Task details: Will you give the material below again, every line exactly as it is?

Material provided:
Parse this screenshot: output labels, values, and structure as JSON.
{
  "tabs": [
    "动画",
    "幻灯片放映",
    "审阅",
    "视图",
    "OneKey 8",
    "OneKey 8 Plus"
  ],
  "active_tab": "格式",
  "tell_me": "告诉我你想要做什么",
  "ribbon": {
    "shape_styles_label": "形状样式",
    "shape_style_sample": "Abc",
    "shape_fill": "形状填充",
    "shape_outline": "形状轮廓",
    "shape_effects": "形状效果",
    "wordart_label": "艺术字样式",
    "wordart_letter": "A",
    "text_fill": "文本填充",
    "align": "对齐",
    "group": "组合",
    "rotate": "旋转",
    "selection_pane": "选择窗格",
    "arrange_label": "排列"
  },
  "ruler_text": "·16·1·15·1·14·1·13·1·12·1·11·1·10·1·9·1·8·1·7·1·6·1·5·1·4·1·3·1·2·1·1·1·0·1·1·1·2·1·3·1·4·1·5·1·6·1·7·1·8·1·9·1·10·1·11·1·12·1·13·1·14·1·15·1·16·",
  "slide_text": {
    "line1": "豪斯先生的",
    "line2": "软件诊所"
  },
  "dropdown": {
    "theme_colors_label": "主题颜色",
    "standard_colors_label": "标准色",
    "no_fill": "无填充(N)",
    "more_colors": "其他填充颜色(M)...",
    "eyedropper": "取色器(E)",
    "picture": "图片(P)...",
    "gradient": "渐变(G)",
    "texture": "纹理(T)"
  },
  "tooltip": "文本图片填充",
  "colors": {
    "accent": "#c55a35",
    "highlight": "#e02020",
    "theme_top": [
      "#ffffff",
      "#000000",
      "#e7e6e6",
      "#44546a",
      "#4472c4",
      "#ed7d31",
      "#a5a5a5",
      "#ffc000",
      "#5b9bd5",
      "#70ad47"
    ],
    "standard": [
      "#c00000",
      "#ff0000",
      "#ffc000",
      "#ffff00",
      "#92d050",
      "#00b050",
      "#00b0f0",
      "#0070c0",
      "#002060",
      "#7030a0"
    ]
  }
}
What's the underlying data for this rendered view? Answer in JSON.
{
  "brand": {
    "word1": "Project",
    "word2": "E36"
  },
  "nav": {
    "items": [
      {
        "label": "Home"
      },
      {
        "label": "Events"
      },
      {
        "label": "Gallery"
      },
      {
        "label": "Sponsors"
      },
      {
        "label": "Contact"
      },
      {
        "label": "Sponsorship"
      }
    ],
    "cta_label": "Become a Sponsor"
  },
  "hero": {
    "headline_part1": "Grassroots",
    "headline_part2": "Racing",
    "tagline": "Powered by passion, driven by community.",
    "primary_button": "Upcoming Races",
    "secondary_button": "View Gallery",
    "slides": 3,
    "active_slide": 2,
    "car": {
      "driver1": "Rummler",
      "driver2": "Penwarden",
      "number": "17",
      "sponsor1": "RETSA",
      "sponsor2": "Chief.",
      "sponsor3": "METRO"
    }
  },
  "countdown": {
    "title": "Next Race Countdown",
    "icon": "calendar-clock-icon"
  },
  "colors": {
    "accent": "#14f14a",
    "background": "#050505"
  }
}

Solution to this task:
Parse this screenshot: output labels, values, and structure as JSON.
{
  "tabs": [
    "动画",
    "幻灯片放映",
    "审阅",
    "视图",
    "OneKey 8",
    "OneKey 8 Plus"
  ],
  "active_tab": "格式",
  "tell_me": "告诉我你想要做什么",
  "ribbon": {
    "shape_styles_label": "形状样式",
    "shape_style_sample": "Abc",
    "shape_fill": "形状填充",
    "shape_outline": "形状轮廓",
    "shape_effects": "形状效果",
    "wordart_label": "艺术字样式",
    "wordart_letter": "A",
    "text_fill": "文本填充",
    "align": "对齐",
    "group": "组合",
    "rotate": "旋转",
    "selection_pane": "选择窗格",
    "arrange_label": "排列"
  },
  "ruler_text": "·16·1·15·1·14·1·13·1·12·1·11·1·10·1·9·1·8·1·7·1·6·1·5·1·4·1·3·1·2·1·1·1·0·1·1·1·2·1·3·1·4·1·5·1·6·1·7·1·8·1·9·1·10·1·11·1·12·1·13·1·14·1·15·1·16·",
  "slide_text": {
    "line1": "豪斯先生的",
    "line2": "软件诊所"
  },
  "dropdown": {
    "theme_colors_label": "主题颜色",
    "standard_colors_label": "标准色",
    "no_fill": "无填充(N)",
    "more_colors": "其他填充颜色(M)...",
    "eyedropper": "取色器(E)",
    "picture": "图片(P)...",
    "gradient": "渐变(G)",
    "texture": "纹理(T)"
  },
  "tooltip": "文本图片填充",
  "colors": {
    "accent": "#c55a35",
    "highlight": "#e02020",
    "theme_top": [
      "#ffffff",
      "#000000",
      "#e7e6e6",
      "#44546a",
      "#4472c4",
      "#ed7d31",
      "#a5a5a5",
      "#ffc000",
      "#5b9bd5",
      "#70ad47"
    ],
    "standard": [
      "#c00000",
      "#ff0000",
      "#ffc000",
      "#ffff00",
      "#92d050",
      "#00b050",
      "#00b0f0",
      "#0070c0",
      "#002060",
      "#7030a0"
    ]
  }
}
What's the underlying data for this rendered view? Answer in JSON.
{
  "brand": {
    "word1": "Project",
    "word2": "E36"
  },
  "nav": {
    "items": [
      {
        "label": "Home"
      },
      {
        "label": "Events"
      },
      {
        "label": "Gallery"
      },
      {
        "label": "Sponsors"
      },
      {
        "label": "Contact"
      },
      {
        "label": "Sponsorship"
      }
    ],
    "cta_label": "Become a Sponsor"
  },
  "hero": {
    "headline_part1": "Grassroots",
    "headline_part2": "Racing",
    "tagline": "Powered by passion, driven by community.",
    "primary_button": "Upcoming Races",
    "secondary_button": "View Gallery",
    "slides": 3,
    "active_slide": 2,
    "car": {
      "driver1": "Rummler",
      "driver2": "Penwarden",
      "number": "17",
      "sponsor1": "RETSA",
      "sponsor2": "Chief.",
      "sponsor3": "METRO"
    }
  },
  "countdown": {
    "title": "Next Race Countdown",
    "icon": "calendar-clock-icon"
  },
  "colors": {
    "accent": "#14f14a",
    "background": "#050505"
  }
}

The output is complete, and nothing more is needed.